Stored entries:
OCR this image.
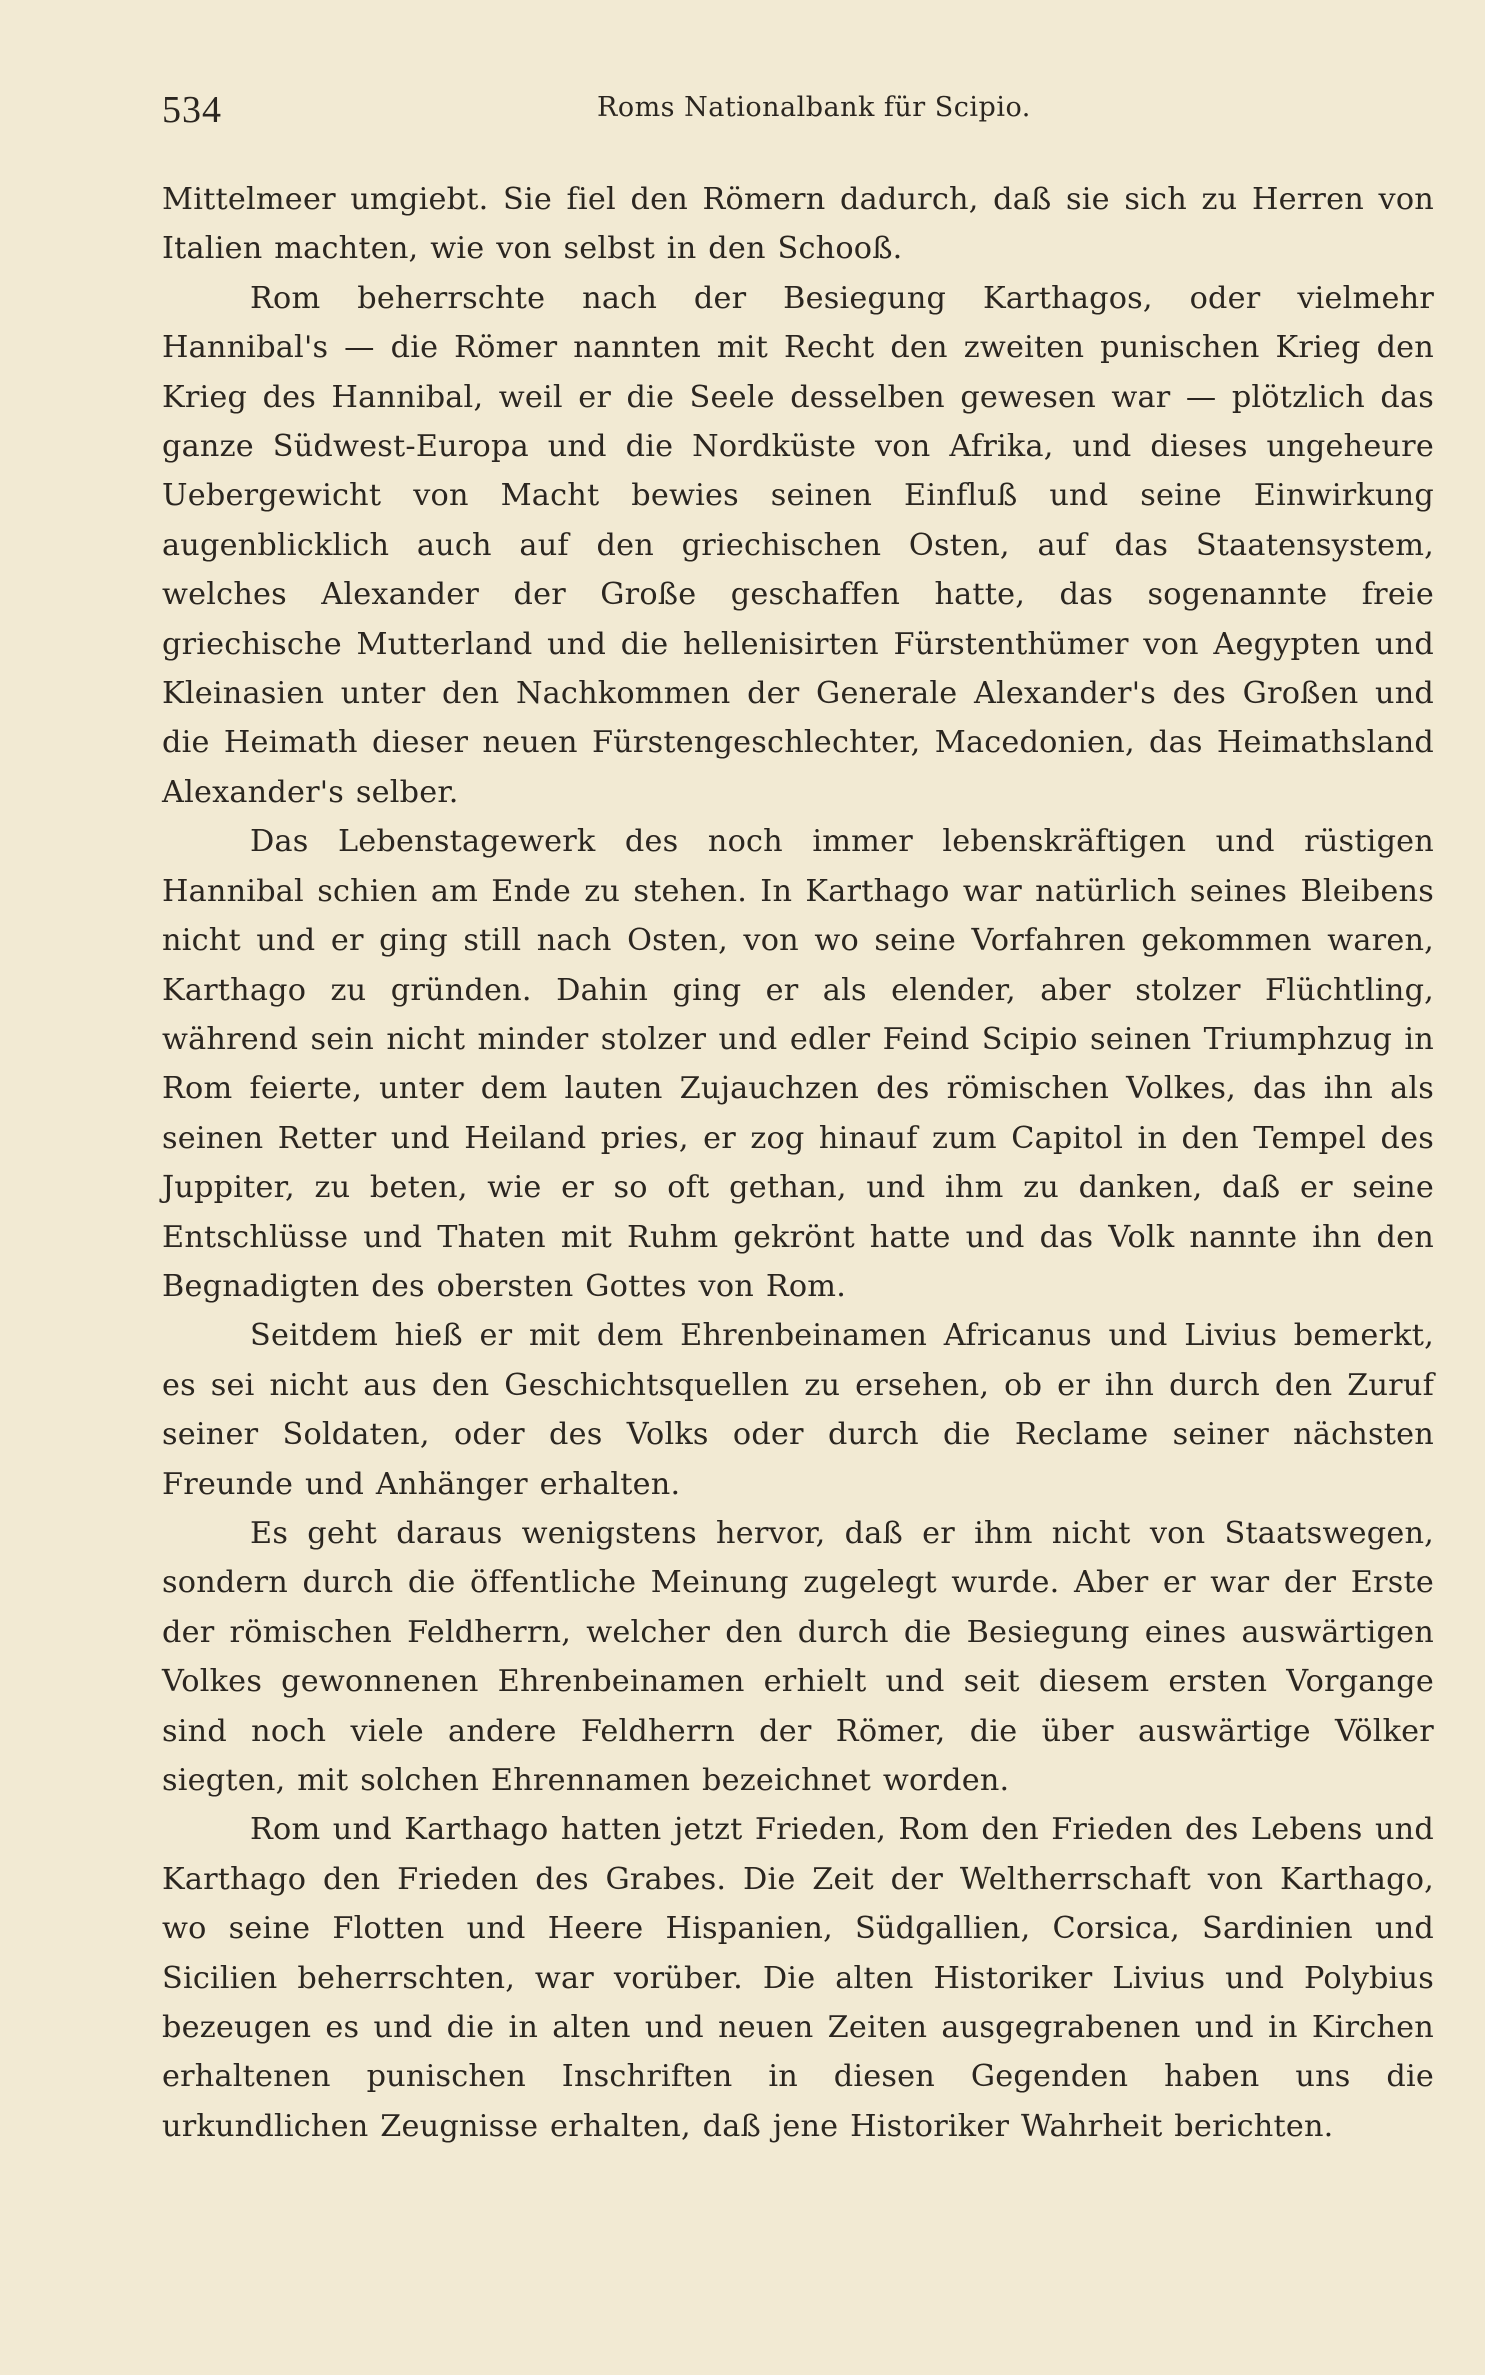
534	Roms Nationalbank für Scipio.

Mittelmeer umgiebt. Sie fiel den Römern dadurch, daß sie sich zu Herren von Italien machten, wie von selbst in den Schooß.

Rom beherrschte nach der Besiegung Karthagos, oder vielmehr Hannibal's — die Römer nannten mit Recht den zweiten punischen Krieg den Krieg des Hannibal, weil er die Seele desselben gewesen war — plötzlich das ganze Südwest-Europa und die Nordküste von Afrika, und dieses ungeheure Uebergewicht von Macht bewies seinen Einfluß und seine Einwirkung augenblicklich auch auf den griechischen Osten, auf das Staatensystem, welches Alexander der Große geschaffen hatte, das sogenannte freie griechische Mutterland und die hellenisirten Fürstenthümer von Aegypten und Kleinasien unter den Nachkommen der Generale Alexander's des Großen und die Heimath dieser neuen Fürstengeschlechter, Macedonien, das Heimathsland Alexander's selber.

Das Lebenstagewerk des noch immer lebenskräftigen und rüstigen Hannibal schien am Ende zu stehen. In Karthago war natürlich seines Bleibens nicht und er ging still nach Osten, von wo seine Vorfahren gekommen waren, Karthago zu gründen. Dahin ging er als elender, aber stolzer Flüchtling, während sein nicht minder stolzer und edler Feind Scipio seinen Triumphzug in Rom feierte, unter dem lauten Zujauchzen des römischen Volkes, das ihn als seinen Retter und Heiland pries, er zog hinauf zum Capitol in den Tempel des Juppiter, zu beten, wie er so oft gethan, und ihm zu danken, daß er seine Entschlüsse und Thaten mit Ruhm gekrönt hatte und das Volk nannte ihn den Begnadigten des obersten Gottes von Rom.

Seitdem hieß er mit dem Ehrenbeinamen Africanus und Livius bemerkt, es sei nicht aus den Geschichtsquellen zu ersehen, ob er ihn durch den Zuruf seiner Soldaten, oder des Volks oder durch die Reclame seiner nächsten Freunde und Anhänger erhalten.

Es geht daraus wenigstens hervor, daß er ihm nicht von Staatswegen, sondern durch die öffentliche Meinung zugelegt wurde. Aber er war der Erste der römischen Feldherrn, welcher den durch die Besiegung eines auswärtigen Volkes gewonnenen Ehrenbeinamen erhielt und seit diesem ersten Vorgange sind noch viele andere Feldherrn der Römer, die über auswärtige Völker siegten, mit solchen Ehrennamen bezeichnet worden.

Rom und Karthago hatten jetzt Frieden, Rom den Frieden des Lebens und Karthago den Frieden des Grabes. Die Zeit der Weltherrschaft von Karthago, wo seine Flotten und Heere Hispanien, Südgallien, Corsica, Sardinien und Sicilien beherrschten, war vorüber. Die alten Historiker Livius und Polybius bezeugen es und die in alten und neuen Zeiten ausgegrabenen und in Kirchen erhaltenen punischen Inschriften in diesen Gegenden haben uns die urkundlichen Zeugnisse erhalten, daß jene Historiker Wahrheit berichten.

[AIM] Write out every record above exactly as it stands, but leave out the pictures.

[FINISHED ANSWER]
OCR this image.
534	Roms Nationalbank für Scipio.

Mittelmeer umgiebt. Sie fiel den Römern dadurch, daß sie sich zu Herren von Italien machten, wie von selbst in den Schooß.

Rom beherrschte nach der Besiegung Karthagos, oder vielmehr Hannibal's — die Römer nannten mit Recht den zweiten punischen Krieg den Krieg des Hannibal, weil er die Seele desselben gewesen war — plötzlich das ganze Südwest-Europa und die Nordküste von Afrika, und dieses ungeheure Uebergewicht von Macht bewies seinen Einfluß und seine Einwirkung augenblicklich auch auf den griechischen Osten, auf das Staatensystem, welches Alexander der Große geschaffen hatte, das sogenannte freie griechische Mutterland und die hellenisirten Fürstenthümer von Aegypten und Kleinasien unter den Nachkommen der Generale Alexander's des Großen und die Heimath dieser neuen Fürstengeschlechter, Macedonien, das Heimathsland Alexander's selber.

Das Lebenstagewerk des noch immer lebenskräftigen und rüstigen Hannibal schien am Ende zu stehen. In Karthago war natürlich seines Bleibens nicht und er ging still nach Osten, von wo seine Vorfahren gekommen waren, Karthago zu gründen. Dahin ging er als elender, aber stolzer Flüchtling, während sein nicht minder stolzer und edler Feind Scipio seinen Triumphzug in Rom feierte, unter dem lauten Zujauchzen des römischen Volkes, das ihn als seinen Retter und Heiland pries, er zog hinauf zum Capitol in den Tempel des Juppiter, zu beten, wie er so oft gethan, und ihm zu danken, daß er seine Entschlüsse und Thaten mit Ruhm gekrönt hatte und das Volk nannte ihn den Begnadigten des obersten Gottes von Rom.

Seitdem hieß er mit dem Ehrenbeinamen Africanus und Livius bemerkt, es sei nicht aus den Geschichtsquellen zu ersehen, ob er ihn durch den Zuruf seiner Soldaten, oder des Volks oder durch die Reclame seiner nächsten Freunde und Anhänger erhalten.

Es geht daraus wenigstens hervor, daß er ihm nicht von Staatswegen, sondern durch die öffentliche Meinung zugelegt wurde. Aber er war der Erste der römischen Feldherrn, welcher den durch die Besiegung eines auswärtigen Volkes gewonnenen Ehrenbeinamen erhielt und seit diesem ersten Vorgange sind noch viele andere Feldherrn der Römer, die über auswärtige Völker siegten, mit solchen Ehrennamen bezeichnet worden.

Rom und Karthago hatten jetzt Frieden, Rom den Frieden des Lebens und Karthago den Frieden des Grabes. Die Zeit der Weltherrschaft von Karthago, wo seine Flotten und Heere Hispanien, Südgallien, Corsica, Sardinien und Sicilien beherrschten, war vorüber. Die alten Historiker Livius und Polybius bezeugen es und die in alten und neuen Zeiten ausgegrabenen und in Kirchen erhaltenen punischen Inschriften in diesen Gegenden haben uns die urkundlichen Zeugnisse erhalten, daß jene Historiker Wahrheit berichten.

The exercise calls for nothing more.